SOURCE PASSAGE:

###

SCEPTICISM ABOUT MAN-MADE CLIMATE CHANGE ON THE RISE
Scepticism about man-made climate change is on the rise
By John Ingham
AS a revelation it was hardly blinding but Environment Agency boss Lord Smith this week admitted that scepticism about man-made climate change is on the rise.
“We should not underestimate the damage that has been done,” the former Culture Secretary says of the “climategate” sagas.
Confidence in climate science has had a battering after claims that scientists have deliberately or accidentally rigged statistics.
But a Department for Transport poll taken last year, long before leaked e-mails and spurious claims about Himalayan glaciers melting, found scepticism had already soared from six per cent in 2006 to 12 per cent last August.
I think scepticism is misplaced. The cock-ups blighting the debate don’t change the fundamentals that man’s activities are changing the climate.

###

LISTED ENTRIES:

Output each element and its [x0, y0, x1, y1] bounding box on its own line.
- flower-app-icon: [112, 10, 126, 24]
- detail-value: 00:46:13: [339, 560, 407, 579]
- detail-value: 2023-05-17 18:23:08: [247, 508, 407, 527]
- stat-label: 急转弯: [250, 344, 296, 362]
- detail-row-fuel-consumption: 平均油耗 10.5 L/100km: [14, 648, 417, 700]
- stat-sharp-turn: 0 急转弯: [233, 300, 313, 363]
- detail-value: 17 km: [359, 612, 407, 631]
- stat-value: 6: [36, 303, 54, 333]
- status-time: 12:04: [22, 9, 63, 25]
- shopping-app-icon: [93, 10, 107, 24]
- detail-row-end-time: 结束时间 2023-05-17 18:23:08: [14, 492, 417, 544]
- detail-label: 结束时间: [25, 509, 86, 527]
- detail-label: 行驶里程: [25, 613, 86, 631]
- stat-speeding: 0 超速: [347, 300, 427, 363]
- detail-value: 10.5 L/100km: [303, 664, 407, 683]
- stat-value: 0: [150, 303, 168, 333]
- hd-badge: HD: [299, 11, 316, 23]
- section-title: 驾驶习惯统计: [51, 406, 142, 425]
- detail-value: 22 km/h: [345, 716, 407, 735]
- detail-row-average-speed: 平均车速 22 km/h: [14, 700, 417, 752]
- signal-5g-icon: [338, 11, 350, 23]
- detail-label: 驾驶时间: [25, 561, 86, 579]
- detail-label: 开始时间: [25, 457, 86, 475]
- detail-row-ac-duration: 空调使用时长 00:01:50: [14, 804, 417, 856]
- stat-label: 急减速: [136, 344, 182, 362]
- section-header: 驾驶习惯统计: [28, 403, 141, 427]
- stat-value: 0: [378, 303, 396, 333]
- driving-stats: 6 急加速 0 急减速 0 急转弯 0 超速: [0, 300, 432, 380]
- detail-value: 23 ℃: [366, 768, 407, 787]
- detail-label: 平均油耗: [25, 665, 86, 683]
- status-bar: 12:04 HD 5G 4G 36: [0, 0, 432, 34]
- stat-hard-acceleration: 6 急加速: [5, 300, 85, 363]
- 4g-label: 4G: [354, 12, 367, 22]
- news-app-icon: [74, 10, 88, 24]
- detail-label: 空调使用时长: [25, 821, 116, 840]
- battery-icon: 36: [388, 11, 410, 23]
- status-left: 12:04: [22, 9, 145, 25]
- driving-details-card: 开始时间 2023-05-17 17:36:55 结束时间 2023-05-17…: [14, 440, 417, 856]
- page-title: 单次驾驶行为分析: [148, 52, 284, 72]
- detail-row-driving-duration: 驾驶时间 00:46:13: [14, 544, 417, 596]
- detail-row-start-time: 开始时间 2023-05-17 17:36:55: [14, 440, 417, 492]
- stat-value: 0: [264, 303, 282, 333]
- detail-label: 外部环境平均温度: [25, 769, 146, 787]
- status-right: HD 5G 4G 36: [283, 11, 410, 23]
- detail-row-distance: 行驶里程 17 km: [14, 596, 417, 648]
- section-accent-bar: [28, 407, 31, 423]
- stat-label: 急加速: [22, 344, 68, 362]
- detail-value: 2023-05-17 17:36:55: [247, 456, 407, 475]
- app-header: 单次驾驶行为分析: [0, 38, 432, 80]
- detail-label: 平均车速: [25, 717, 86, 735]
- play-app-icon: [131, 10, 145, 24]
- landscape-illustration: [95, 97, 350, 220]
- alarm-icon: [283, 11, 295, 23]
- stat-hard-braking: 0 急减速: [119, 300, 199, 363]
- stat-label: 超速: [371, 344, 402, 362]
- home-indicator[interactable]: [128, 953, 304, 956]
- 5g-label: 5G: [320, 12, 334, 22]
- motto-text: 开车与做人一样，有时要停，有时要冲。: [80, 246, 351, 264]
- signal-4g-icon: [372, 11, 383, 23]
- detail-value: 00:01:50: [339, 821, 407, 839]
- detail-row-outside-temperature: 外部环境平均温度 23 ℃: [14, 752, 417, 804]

###

PROMPT A:
Reproduce the passage of the climate scepticism article that begins at the words "SCEPTICISM ABOUT MAN-MADE CLIMATE CHANGE ON" and stops after "cent last August.".
PROMPT B:
Carry on the article about rising scepticism over man-made climate change, starting after its last sentence.

FINAL ANSWER A:
SCEPTICISM ABOUT MAN-MADE CLIMATE CHANGE ON THE RISE
Scepticism about man-made climate change is on the rise
By John Ingham
AS a revelation it was hardly blinding but Environment Agency boss Lord Smith this week admitted that scepticism about man-made climate change is on the rise.
“We should not underestimate the damage that has been done,” the former Culture Secretary says of the “climategate” sagas.
Confidence in climate science has had a battering after claims that scientists have deliberately or accidentally rigged statistics.
But a Department for Transport poll taken last year, long before leaked e-mails and spurious claims about Himalayan glaciers melting, found scepticism had already soared from six per cent in 2006 to 12 per cent last August.

FINAL ANSWER B:
But scepticism is entirely understandable. Put simply, none of us know whom to trust. Scientists have a long record of bold pronouncements that turn out to be wrong. Thalidomide is safe for pregnant women, oil is going to run out, prepare for a barbecue summer. I’ve lost count of the plagues that were going to wipe us out: BSE, Sars, bird flu, swine flu. But criticise scientists and they close ranks and reach for their ultimate weapon: taunts that you are anti-science.
Then we have politicians currently vying with bankers for the title of Britain’s least trustworthy creatures. A Government that takes its country to war on a lie doesn’t deserve to be in power never mind trusted on anything.
When that bankrupt Government pounces on the environment as an excuse for “green” taxes that are nothing of
the sort, cynicism is inevitable. But unless you live in a bunker you must have spotted that our weather is becoming ever more extreme: precisely what is expected from climate change.
Whether you accept this is down to man’s influence depends in part on which scientists you believe. But all this scepticism may turn out to be healthy if it makes scientists re-check their research with renewed vigour and stops
politicians conning the public and treating it as nothing more than an impotent cash cow.